> SHORT EXERCISE
Look over the lines below. Report each one that includes the string "first".

☆ ☆ ☆ ☆ ☆ ☆ ☆

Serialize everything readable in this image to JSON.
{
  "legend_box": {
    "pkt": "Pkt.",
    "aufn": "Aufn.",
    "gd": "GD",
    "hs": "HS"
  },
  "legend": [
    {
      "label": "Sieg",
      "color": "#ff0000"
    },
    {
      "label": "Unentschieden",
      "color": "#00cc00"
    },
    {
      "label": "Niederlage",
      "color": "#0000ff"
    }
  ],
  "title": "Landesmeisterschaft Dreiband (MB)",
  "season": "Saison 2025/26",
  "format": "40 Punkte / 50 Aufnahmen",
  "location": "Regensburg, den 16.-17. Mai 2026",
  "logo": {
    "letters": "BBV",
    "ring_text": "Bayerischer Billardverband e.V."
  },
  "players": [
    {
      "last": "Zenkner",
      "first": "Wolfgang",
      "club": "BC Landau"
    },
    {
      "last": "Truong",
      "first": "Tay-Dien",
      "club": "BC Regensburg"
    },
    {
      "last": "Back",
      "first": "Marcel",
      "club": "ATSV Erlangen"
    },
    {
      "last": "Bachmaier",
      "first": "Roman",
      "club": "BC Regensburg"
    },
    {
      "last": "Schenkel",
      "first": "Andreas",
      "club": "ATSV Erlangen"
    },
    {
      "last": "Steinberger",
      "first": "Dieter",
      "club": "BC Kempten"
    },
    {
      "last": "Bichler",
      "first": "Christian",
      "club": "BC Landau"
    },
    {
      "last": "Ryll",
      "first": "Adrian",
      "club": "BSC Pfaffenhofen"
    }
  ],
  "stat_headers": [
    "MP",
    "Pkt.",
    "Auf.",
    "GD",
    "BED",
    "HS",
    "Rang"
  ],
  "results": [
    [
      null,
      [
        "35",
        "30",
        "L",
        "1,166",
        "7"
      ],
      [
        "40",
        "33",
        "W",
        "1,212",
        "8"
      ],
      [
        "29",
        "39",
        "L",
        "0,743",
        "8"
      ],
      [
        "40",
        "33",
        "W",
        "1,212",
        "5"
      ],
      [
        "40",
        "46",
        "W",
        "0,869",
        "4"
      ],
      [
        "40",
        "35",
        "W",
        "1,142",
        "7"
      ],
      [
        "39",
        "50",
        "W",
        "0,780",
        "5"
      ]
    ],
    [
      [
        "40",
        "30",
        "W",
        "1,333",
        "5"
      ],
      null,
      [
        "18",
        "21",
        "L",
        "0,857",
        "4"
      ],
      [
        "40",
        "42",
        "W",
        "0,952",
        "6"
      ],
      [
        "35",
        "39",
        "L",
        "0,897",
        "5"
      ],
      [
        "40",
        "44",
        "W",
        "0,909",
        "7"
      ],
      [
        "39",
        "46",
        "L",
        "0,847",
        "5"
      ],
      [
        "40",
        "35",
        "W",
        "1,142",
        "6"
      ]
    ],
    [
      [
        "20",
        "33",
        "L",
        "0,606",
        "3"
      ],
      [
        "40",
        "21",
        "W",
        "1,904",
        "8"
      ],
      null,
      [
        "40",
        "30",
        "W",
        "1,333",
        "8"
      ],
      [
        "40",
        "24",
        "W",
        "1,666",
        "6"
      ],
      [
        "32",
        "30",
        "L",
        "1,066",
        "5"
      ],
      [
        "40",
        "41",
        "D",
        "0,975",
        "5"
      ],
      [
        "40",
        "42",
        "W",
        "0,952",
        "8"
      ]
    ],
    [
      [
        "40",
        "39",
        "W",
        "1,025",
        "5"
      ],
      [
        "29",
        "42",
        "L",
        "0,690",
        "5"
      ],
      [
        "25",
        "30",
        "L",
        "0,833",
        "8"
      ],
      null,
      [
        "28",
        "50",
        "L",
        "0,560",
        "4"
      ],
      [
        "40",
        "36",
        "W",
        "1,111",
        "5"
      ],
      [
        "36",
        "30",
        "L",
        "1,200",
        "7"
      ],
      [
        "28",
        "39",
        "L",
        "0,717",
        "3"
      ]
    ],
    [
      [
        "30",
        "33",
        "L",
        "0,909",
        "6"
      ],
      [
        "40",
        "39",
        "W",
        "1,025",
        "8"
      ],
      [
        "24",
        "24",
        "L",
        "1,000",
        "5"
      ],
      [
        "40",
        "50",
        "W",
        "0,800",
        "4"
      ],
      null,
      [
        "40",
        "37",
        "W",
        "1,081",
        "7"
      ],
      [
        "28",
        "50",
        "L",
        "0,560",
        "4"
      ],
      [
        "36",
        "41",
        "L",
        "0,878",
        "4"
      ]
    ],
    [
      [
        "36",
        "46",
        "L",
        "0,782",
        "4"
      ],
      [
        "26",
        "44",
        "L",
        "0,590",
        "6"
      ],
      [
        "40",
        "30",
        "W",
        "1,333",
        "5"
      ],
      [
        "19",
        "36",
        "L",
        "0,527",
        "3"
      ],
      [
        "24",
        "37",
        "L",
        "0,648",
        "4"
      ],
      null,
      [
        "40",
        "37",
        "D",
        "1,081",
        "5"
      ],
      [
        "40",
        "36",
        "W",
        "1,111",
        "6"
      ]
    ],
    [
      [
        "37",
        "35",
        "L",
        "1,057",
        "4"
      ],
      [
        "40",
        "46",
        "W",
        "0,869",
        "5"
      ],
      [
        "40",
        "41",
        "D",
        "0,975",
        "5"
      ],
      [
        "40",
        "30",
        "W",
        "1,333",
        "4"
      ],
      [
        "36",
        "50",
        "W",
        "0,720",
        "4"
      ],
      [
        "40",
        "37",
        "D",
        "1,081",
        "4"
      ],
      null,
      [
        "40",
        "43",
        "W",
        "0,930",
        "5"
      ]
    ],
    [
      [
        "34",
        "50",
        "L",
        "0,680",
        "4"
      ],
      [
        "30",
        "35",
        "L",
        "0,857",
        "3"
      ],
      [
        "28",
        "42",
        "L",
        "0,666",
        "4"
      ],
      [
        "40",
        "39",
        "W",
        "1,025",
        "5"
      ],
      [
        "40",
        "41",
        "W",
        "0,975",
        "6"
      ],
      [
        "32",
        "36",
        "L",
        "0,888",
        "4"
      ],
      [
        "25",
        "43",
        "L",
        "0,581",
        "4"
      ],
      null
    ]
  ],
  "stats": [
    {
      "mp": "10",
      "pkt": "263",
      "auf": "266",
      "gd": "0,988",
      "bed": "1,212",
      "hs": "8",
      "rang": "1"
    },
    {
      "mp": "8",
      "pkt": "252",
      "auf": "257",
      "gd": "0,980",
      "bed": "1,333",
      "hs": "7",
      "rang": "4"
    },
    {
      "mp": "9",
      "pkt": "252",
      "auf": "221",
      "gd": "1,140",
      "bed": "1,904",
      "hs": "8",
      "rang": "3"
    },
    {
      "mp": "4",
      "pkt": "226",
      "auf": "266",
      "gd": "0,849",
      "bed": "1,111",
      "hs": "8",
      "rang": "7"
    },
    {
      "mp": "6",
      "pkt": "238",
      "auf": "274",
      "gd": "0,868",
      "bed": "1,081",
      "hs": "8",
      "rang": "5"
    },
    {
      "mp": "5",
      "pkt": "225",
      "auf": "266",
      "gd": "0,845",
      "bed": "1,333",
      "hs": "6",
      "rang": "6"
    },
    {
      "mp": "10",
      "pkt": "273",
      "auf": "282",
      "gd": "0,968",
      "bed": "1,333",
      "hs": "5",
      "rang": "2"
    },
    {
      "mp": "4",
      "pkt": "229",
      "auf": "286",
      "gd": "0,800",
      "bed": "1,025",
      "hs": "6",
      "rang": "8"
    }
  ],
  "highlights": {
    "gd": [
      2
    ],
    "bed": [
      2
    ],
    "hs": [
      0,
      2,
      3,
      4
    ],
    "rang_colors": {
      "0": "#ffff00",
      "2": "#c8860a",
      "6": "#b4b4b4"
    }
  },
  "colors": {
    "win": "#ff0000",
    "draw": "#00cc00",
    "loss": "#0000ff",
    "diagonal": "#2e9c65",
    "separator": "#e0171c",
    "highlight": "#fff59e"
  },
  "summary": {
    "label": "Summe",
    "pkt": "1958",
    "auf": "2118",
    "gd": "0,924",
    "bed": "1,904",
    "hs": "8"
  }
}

☆ ☆ ☆ ☆ ☆ ☆ ☆

> PROBLEM SOLUTION
      "first": "Wolfgang",
      "first": "Tay-Dien",
      "first": "Marcel",
      "first": "Roman",
      "first": "Andreas",
      "first": "Dieter",
      "first": "Christian",
      "first": "Adrian",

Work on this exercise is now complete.